__Action item__:
When the string "Hematopoietic" appears in a line of the records, show the whole line.

__Data shown__:
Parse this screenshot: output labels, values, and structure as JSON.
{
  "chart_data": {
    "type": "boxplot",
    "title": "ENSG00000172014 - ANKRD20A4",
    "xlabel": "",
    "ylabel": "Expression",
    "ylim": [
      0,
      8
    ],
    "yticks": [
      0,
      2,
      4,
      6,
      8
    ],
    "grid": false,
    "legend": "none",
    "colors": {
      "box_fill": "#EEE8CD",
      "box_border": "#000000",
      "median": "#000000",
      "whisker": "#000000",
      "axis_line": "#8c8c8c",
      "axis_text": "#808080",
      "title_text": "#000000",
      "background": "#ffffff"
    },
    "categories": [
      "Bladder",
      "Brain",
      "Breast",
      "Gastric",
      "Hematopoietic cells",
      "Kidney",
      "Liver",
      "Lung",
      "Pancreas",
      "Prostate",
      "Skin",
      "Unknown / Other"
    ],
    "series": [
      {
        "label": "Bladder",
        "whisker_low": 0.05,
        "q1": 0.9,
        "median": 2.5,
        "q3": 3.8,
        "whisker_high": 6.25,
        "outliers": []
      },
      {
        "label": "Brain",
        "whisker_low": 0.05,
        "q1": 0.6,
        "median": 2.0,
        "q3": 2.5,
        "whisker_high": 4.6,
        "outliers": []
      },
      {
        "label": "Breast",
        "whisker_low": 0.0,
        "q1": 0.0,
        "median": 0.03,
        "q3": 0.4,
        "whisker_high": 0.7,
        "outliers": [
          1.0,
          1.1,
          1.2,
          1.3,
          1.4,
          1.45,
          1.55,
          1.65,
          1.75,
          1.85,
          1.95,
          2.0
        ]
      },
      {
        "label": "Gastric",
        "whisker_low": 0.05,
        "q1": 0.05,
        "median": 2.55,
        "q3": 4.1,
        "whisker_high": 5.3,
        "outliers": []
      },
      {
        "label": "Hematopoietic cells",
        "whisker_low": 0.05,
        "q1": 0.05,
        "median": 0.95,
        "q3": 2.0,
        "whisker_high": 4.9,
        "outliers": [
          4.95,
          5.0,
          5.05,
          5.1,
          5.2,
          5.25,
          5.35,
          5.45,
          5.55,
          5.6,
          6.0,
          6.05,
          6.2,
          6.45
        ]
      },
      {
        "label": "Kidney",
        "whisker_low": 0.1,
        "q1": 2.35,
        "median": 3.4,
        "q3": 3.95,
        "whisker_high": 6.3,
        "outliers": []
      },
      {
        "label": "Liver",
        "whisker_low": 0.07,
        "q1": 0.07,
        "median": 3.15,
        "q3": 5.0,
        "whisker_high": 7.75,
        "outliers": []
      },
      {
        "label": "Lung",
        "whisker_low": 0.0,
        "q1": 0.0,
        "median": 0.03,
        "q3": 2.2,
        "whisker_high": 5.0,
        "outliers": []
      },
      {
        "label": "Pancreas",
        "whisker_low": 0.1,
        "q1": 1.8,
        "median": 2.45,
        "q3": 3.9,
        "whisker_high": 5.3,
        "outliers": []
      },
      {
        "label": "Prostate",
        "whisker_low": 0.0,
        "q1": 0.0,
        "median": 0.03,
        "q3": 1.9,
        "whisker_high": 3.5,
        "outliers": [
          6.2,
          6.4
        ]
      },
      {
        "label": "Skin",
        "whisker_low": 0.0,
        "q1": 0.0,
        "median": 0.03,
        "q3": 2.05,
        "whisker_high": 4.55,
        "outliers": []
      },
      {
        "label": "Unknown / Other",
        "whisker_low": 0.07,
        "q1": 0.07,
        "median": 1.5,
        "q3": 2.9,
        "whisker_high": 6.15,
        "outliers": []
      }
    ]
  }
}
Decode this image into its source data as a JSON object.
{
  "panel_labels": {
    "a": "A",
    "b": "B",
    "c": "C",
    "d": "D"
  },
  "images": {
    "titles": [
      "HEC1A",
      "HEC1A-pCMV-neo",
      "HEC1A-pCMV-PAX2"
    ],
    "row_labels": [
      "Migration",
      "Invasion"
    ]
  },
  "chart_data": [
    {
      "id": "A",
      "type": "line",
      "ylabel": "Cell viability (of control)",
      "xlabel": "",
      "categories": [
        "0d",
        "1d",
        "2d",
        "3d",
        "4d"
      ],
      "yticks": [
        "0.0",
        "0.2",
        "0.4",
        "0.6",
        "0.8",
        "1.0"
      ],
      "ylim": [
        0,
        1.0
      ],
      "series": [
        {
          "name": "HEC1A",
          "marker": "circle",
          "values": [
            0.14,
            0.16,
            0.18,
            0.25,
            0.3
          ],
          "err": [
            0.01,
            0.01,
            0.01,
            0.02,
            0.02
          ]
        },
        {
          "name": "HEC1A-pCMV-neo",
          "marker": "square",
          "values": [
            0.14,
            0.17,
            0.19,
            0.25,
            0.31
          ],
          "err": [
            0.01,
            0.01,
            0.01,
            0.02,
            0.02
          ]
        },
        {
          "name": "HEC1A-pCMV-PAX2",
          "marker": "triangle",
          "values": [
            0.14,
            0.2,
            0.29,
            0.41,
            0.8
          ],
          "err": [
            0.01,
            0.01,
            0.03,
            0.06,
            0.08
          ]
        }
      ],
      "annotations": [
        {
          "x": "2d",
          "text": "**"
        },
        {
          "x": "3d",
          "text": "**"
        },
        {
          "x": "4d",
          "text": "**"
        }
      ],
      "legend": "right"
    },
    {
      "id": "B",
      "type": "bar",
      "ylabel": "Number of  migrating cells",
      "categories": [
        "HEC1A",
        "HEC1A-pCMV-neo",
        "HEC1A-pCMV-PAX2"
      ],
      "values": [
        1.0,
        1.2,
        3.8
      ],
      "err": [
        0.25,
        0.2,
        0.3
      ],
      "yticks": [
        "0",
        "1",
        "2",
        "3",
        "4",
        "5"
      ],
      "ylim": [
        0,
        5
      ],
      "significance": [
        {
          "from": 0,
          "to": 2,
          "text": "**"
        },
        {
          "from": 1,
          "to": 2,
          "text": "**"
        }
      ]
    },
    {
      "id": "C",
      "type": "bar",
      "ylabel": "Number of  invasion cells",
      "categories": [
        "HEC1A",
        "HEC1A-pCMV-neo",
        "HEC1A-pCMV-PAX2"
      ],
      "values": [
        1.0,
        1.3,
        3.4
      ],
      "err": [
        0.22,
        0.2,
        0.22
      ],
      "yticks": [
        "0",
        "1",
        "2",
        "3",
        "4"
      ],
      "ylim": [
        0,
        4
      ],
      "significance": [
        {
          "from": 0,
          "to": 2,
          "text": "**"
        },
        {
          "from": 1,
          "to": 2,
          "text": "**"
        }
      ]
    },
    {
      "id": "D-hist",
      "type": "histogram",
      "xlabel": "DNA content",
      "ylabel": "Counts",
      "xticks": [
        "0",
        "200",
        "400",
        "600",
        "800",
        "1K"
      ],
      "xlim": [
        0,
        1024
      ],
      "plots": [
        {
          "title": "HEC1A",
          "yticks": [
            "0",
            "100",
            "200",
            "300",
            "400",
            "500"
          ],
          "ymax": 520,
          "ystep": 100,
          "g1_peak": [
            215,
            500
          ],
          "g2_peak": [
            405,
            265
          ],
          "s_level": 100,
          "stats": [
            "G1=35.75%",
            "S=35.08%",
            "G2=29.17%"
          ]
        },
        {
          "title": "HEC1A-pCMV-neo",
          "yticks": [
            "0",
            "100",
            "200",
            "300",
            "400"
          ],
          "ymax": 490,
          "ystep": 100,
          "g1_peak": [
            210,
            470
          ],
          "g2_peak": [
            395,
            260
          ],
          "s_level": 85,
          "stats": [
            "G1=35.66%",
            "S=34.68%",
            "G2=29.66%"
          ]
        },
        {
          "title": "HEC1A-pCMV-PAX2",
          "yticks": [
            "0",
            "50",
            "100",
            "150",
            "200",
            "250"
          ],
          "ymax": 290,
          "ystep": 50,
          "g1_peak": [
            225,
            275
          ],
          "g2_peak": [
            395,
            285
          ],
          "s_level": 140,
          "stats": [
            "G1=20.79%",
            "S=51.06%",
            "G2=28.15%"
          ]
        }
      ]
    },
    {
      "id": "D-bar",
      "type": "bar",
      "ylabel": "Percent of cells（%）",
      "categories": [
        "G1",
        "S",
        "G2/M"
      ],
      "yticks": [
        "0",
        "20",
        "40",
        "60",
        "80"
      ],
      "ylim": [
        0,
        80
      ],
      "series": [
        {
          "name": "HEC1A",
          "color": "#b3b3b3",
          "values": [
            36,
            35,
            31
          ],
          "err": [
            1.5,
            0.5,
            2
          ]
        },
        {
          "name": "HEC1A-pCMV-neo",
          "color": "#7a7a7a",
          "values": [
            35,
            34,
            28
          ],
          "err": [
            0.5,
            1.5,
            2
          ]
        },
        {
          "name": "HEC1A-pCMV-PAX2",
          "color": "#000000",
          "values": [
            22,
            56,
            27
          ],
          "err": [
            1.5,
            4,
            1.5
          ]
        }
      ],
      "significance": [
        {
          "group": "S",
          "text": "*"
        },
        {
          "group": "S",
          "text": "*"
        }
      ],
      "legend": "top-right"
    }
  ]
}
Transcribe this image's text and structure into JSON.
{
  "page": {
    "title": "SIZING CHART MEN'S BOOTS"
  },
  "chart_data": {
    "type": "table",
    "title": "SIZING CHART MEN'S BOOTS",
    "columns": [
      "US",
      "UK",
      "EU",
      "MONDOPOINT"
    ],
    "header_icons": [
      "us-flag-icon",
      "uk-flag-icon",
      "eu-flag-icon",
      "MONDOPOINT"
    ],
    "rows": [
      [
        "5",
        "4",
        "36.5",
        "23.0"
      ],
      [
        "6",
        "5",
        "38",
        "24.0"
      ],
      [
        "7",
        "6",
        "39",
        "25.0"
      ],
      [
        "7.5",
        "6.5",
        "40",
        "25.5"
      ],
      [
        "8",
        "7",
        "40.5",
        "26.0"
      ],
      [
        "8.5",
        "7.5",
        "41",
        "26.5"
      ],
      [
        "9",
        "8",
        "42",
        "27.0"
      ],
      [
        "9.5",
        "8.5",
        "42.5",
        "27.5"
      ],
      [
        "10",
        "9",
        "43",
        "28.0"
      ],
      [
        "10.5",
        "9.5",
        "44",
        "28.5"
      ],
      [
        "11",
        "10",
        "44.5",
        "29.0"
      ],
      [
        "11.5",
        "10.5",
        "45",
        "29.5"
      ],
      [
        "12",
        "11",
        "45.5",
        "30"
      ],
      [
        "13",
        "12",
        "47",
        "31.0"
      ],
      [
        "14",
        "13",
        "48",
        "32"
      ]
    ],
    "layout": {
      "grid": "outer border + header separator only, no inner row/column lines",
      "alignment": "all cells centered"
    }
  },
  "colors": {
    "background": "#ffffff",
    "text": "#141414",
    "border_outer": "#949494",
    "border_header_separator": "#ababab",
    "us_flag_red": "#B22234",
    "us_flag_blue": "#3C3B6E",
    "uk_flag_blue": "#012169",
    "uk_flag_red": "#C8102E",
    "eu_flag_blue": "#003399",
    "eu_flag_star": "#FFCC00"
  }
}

__Result of the exercise__:
      "Hematopoietic cells",
        "label": "Hematopoietic cells",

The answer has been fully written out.